Data entries

+++++

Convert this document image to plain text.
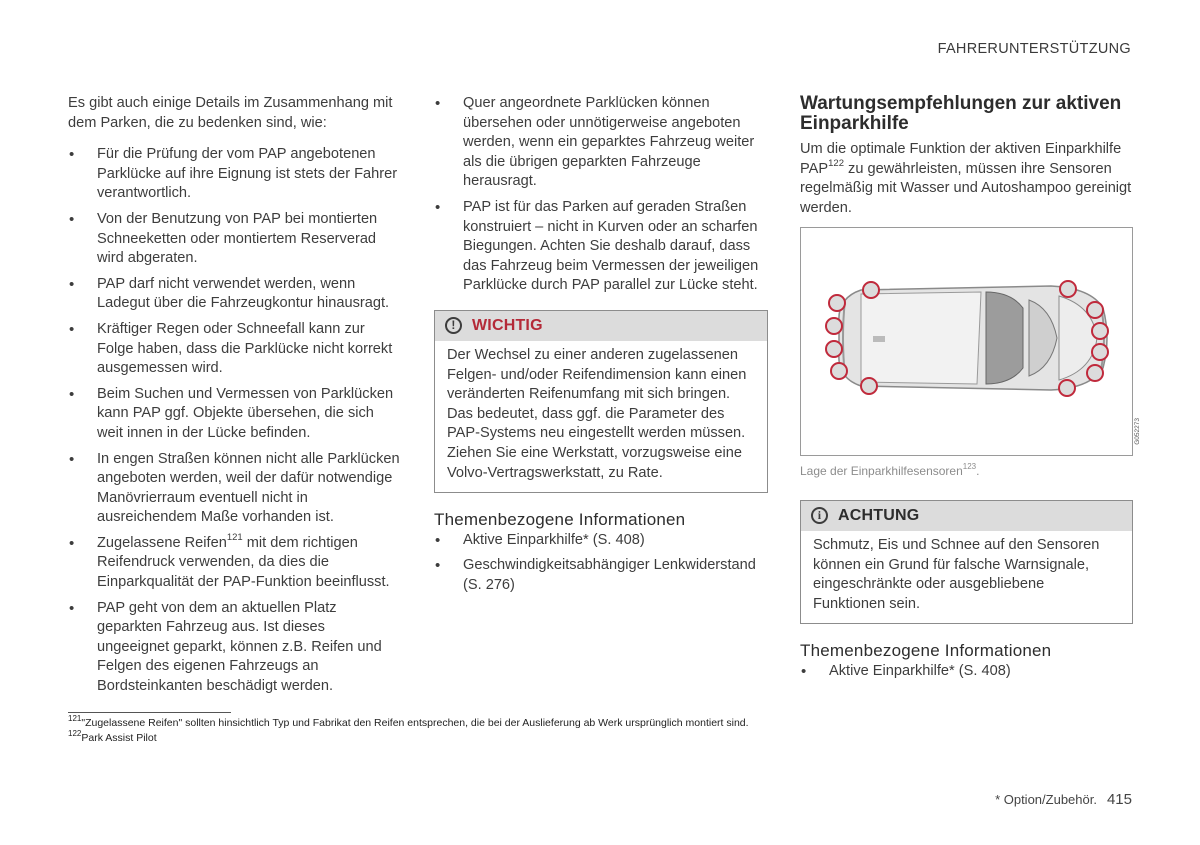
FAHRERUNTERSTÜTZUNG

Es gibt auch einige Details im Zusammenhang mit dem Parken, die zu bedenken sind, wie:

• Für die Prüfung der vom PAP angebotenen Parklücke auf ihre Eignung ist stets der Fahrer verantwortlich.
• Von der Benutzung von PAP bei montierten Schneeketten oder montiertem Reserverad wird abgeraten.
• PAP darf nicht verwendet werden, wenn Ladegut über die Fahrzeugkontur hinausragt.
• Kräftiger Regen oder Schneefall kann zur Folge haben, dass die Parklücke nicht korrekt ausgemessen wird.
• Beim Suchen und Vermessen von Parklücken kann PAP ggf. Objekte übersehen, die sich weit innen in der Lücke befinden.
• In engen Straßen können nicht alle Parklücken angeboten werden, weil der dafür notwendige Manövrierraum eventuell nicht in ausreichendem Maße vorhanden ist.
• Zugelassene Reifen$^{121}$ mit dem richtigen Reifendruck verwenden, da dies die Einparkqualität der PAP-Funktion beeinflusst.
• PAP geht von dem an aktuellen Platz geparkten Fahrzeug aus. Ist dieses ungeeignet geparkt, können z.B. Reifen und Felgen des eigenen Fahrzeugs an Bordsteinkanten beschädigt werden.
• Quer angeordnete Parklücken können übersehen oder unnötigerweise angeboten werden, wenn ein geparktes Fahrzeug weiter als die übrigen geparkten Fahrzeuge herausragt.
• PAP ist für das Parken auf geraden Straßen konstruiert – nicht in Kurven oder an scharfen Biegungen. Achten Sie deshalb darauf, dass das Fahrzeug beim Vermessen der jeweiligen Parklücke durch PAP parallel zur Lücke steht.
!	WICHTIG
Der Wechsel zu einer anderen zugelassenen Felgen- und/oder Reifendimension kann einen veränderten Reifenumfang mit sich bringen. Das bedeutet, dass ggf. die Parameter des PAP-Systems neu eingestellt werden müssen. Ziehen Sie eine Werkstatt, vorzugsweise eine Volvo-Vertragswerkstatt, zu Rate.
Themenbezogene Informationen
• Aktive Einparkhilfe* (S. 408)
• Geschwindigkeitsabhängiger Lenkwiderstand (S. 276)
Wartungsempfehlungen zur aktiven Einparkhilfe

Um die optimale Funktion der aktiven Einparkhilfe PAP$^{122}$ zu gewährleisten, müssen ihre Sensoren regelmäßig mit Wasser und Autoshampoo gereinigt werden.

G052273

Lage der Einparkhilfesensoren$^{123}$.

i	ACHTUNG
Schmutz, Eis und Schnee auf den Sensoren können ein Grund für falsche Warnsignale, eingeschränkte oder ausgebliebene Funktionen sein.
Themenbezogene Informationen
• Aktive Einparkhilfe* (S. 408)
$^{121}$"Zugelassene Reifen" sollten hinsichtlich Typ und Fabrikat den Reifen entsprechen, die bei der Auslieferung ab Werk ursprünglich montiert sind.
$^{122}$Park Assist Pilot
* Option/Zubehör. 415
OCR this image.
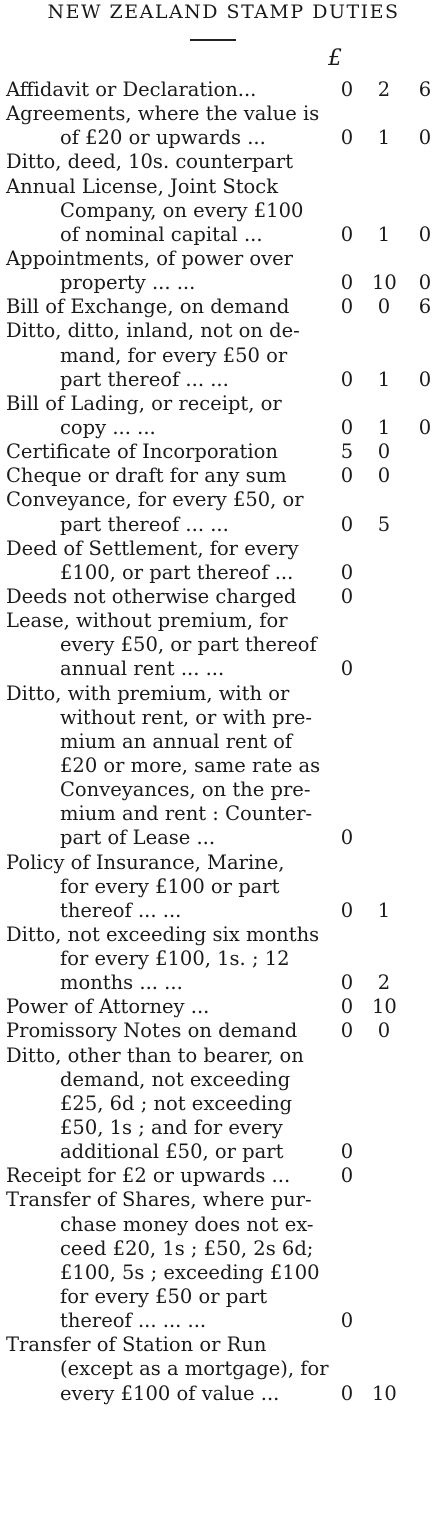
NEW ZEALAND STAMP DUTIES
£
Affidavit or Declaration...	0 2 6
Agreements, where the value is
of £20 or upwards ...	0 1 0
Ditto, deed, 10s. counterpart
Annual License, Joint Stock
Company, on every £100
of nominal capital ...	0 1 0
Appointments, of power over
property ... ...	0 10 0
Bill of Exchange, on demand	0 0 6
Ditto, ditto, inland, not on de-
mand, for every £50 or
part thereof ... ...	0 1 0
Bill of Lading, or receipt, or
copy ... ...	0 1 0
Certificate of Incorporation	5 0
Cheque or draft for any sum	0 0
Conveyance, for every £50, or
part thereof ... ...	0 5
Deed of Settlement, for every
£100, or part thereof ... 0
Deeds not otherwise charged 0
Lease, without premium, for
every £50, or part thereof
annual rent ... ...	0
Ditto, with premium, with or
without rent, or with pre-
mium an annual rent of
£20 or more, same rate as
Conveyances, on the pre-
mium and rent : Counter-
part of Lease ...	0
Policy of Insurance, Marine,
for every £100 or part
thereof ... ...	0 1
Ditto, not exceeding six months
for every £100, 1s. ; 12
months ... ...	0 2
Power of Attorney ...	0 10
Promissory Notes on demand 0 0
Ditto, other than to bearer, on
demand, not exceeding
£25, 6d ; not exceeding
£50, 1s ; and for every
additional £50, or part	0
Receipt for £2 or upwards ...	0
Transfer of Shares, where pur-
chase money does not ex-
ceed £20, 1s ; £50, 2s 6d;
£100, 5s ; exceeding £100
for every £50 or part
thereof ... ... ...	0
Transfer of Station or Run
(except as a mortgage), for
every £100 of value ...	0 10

+++++

== What to work on ==
Leave out the pictures and transcribe the entries above exactly.

== Result below ==
Convert this document image to plain text.
FAHRERUNTERSTÜTZUNG

Es gibt auch einige Details im Zusammenhang mit dem Parken, die zu bedenken sind, wie:

• Für die Prüfung der vom PAP angebotenen Parklücke auf ihre Eignung ist stets der Fahrer verantwortlich.
• Von der Benutzung von PAP bei montierten Schneeketten oder montiertem Reserverad wird abgeraten.
• PAP darf nicht verwendet werden, wenn Ladegut über die Fahrzeugkontur hinausragt.
• Kräftiger Regen oder Schneefall kann zur Folge haben, dass die Parklücke nicht korrekt ausgemessen wird.
• Beim Suchen und Vermessen von Parklücken kann PAP ggf. Objekte übersehen, die sich weit innen in der Lücke befinden.
• In engen Straßen können nicht alle Parklücken angeboten werden, weil der dafür notwendige Manövrierraum eventuell nicht in ausreichendem Maße vorhanden ist.
• Zugelassene Reifen$^{121}$ mit dem richtigen Reifendruck verwenden, da dies die Einparkqualität der PAP-Funktion beeinflusst.
• PAP geht von dem an aktuellen Platz geparkten Fahrzeug aus. Ist dieses ungeeignet geparkt, können z.B. Reifen und Felgen des eigenen Fahrzeugs an Bordsteinkanten beschädigt werden.
• Quer angeordnete Parklücken können übersehen oder unnötigerweise angeboten werden, wenn ein geparktes Fahrzeug weiter als die übrigen geparkten Fahrzeuge herausragt.
• PAP ist für das Parken auf geraden Straßen konstruiert – nicht in Kurven oder an scharfen Biegungen. Achten Sie deshalb darauf, dass das Fahrzeug beim Vermessen der jeweiligen Parklücke durch PAP parallel zur Lücke steht.
!	WICHTIG
Der Wechsel zu einer anderen zugelassenen Felgen- und/oder Reifendimension kann einen veränderten Reifenumfang mit sich bringen. Das bedeutet, dass ggf. die Parameter des PAP-Systems neu eingestellt werden müssen. Ziehen Sie eine Werkstatt, vorzugsweise eine Volvo-Vertragswerkstatt, zu Rate.
Themenbezogene Informationen
• Aktive Einparkhilfe* (S. 408)
• Geschwindigkeitsabhängiger Lenkwiderstand (S. 276)
Wartungsempfehlungen zur aktiven Einparkhilfe

Um die optimale Funktion der aktiven Einparkhilfe PAP$^{122}$ zu gewährleisten, müssen ihre Sensoren regelmäßig mit Wasser und Autoshampoo gereinigt werden.

G052273

Lage der Einparkhilfesensoren$^{123}$.

i	ACHTUNG
Schmutz, Eis und Schnee auf den Sensoren können ein Grund für falsche Warnsignale, eingeschränkte oder ausgebliebene Funktionen sein.
Themenbezogene Informationen
• Aktive Einparkhilfe* (S. 408)
$^{121}$"Zugelassene Reifen" sollten hinsichtlich Typ und Fabrikat den Reifen entsprechen, die bei der Auslieferung ab Werk ursprünglich montiert sind.
$^{122}$Park Assist Pilot
* Option/Zubehör. 415
OCR this image.
NEW ZEALAND STAMP DUTIES
£
Affidavit or Declaration...	0 2 6
Agreements, where the value is
of £20 or upwards ...	0 1 0
Ditto, deed, 10s. counterpart
Annual License, Joint Stock
Company, on every £100
of nominal capital ...	0 1 0
Appointments, of power over
property ... ...	0 10 0
Bill of Exchange, on demand	0 0 6
Ditto, ditto, inland, not on de-
mand, for every £50 or
part thereof ... ...	0 1 0
Bill of Lading, or receipt, or
copy ... ...	0 1 0
Certificate of Incorporation	5 0
Cheque or draft for any sum	0 0
Conveyance, for every £50, or
part thereof ... ...	0 5
Deed of Settlement, for every
£100, or part thereof ... 0
Deeds not otherwise charged 0
Lease, without premium, for
every £50, or part thereof
annual rent ... ...	0
Ditto, with premium, with or
without rent, or with pre-
mium an annual rent of
£20 or more, same rate as
Conveyances, on the pre-
mium and rent : Counter-
part of Lease ...	0
Policy of Insurance, Marine,
for every £100 or part
thereof ... ...	0 1
Ditto, not exceeding six months
for every £100, 1s. ; 12
months ... ...	0 2
Power of Attorney ...	0 10
Promissory Notes on demand 0 0
Ditto, other than to bearer, on
demand, not exceeding
£25, 6d ; not exceeding
£50, 1s ; and for every
additional £50, or part	0
Receipt for £2 or upwards ...	0
Transfer of Shares, where pur-
chase money does not ex-
ceed £20, 1s ; £50, 2s 6d;
£100, 5s ; exceeding £100
for every £50 or part
thereof ... ... ...	0
Transfer of Station or Run
(except as a mortgage), for
every £100 of value ...	0 10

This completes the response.